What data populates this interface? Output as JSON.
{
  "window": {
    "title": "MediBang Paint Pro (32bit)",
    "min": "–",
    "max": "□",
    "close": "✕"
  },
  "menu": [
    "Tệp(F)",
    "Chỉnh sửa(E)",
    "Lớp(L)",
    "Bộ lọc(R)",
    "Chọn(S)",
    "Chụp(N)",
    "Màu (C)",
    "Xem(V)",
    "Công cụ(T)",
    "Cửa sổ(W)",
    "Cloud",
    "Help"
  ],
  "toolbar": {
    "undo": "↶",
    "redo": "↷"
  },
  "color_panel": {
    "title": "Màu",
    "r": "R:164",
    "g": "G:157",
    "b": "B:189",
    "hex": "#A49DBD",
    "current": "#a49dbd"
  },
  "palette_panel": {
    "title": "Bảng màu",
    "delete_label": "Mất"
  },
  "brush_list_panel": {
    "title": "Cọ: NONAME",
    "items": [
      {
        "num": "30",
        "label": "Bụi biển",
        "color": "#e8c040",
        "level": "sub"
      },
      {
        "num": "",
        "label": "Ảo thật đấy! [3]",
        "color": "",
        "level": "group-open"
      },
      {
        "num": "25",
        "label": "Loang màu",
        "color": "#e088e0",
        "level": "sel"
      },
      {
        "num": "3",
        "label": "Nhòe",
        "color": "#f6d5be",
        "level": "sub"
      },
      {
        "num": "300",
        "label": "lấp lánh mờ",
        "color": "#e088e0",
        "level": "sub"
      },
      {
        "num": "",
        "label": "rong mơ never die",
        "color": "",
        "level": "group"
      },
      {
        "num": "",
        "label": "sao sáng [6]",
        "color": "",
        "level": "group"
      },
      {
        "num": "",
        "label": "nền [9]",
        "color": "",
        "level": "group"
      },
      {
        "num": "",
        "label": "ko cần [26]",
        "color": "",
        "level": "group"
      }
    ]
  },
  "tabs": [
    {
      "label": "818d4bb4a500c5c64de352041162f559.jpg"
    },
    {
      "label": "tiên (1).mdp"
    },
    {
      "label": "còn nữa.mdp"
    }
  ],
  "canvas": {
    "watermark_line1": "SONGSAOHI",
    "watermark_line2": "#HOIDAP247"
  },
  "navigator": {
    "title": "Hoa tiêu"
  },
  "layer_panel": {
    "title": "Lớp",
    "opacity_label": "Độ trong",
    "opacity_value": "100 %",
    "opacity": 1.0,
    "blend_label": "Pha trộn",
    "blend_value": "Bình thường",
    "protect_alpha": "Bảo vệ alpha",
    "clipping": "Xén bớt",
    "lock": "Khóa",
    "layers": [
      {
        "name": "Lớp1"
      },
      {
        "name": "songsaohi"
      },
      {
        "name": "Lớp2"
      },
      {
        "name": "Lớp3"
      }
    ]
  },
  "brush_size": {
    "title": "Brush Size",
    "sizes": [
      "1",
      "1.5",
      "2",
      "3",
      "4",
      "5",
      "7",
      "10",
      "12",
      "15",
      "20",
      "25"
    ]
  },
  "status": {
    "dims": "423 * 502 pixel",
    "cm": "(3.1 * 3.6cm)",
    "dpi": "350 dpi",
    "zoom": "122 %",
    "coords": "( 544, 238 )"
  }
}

§ **What to do**
Please restate the data word for word, every record included.

§ **Exercise response**
What data populates this interface? Output as JSON.
{
  "window": {
    "title": "MediBang Paint Pro (32bit)",
    "min": "–",
    "max": "□",
    "close": "✕"
  },
  "menu": [
    "Tệp(F)",
    "Chỉnh sửa(E)",
    "Lớp(L)",
    "Bộ lọc(R)",
    "Chọn(S)",
    "Chụp(N)",
    "Màu (C)",
    "Xem(V)",
    "Công cụ(T)",
    "Cửa sổ(W)",
    "Cloud",
    "Help"
  ],
  "toolbar": {
    "undo": "↶",
    "redo": "↷"
  },
  "color_panel": {
    "title": "Màu",
    "r": "R:164",
    "g": "G:157",
    "b": "B:189",
    "hex": "#A49DBD",
    "current": "#a49dbd"
  },
  "palette_panel": {
    "title": "Bảng màu",
    "delete_label": "Mất"
  },
  "brush_list_panel": {
    "title": "Cọ: NONAME",
    "items": [
      {
        "num": "30",
        "label": "Bụi biển",
        "color": "#e8c040",
        "level": "sub"
      },
      {
        "num": "",
        "label": "Ảo thật đấy! [3]",
        "color": "",
        "level": "group-open"
      },
      {
        "num": "25",
        "label": "Loang màu",
        "color": "#e088e0",
        "level": "sel"
      },
      {
        "num": "3",
        "label": "Nhòe",
        "color": "#f6d5be",
        "level": "sub"
      },
      {
        "num": "300",
        "label": "lấp lánh mờ",
        "color": "#e088e0",
        "level": "sub"
      },
      {
        "num": "",
        "label": "rong mơ never die",
        "color": "",
        "level": "group"
      },
      {
        "num": "",
        "label": "sao sáng [6]",
        "color": "",
        "level": "group"
      },
      {
        "num": "",
        "label": "nền [9]",
        "color": "",
        "level": "group"
      },
      {
        "num": "",
        "label": "ko cần [26]",
        "color": "",
        "level": "group"
      }
    ]
  },
  "tabs": [
    {
      "label": "818d4bb4a500c5c64de352041162f559.jpg"
    },
    {
      "label": "tiên (1).mdp"
    },
    {
      "label": "còn nữa.mdp"
    }
  ],
  "canvas": {
    "watermark_line1": "SONGSAOHI",
    "watermark_line2": "#HOIDAP247"
  },
  "navigator": {
    "title": "Hoa tiêu"
  },
  "layer_panel": {
    "title": "Lớp",
    "opacity_label": "Độ trong",
    "opacity_value": "100 %",
    "opacity": 1.0,
    "blend_label": "Pha trộn",
    "blend_value": "Bình thường",
    "protect_alpha": "Bảo vệ alpha",
    "clipping": "Xén bớt",
    "lock": "Khóa",
    "layers": [
      {
        "name": "Lớp1"
      },
      {
        "name": "songsaohi"
      },
      {
        "name": "Lớp2"
      },
      {
        "name": "Lớp3"
      }
    ]
  },
  "brush_size": {
    "title": "Brush Size",
    "sizes": [
      "1",
      "1.5",
      "2",
      "3",
      "4",
      "5",
      "7",
      "10",
      "12",
      "15",
      "20",
      "25"
    ]
  },
  "status": {
    "dims": "423 * 502 pixel",
    "cm": "(3.1 * 3.6cm)",
    "dpi": "350 dpi",
    "zoom": "122 %",
    "coords": "( 544, 238 )"
  }
}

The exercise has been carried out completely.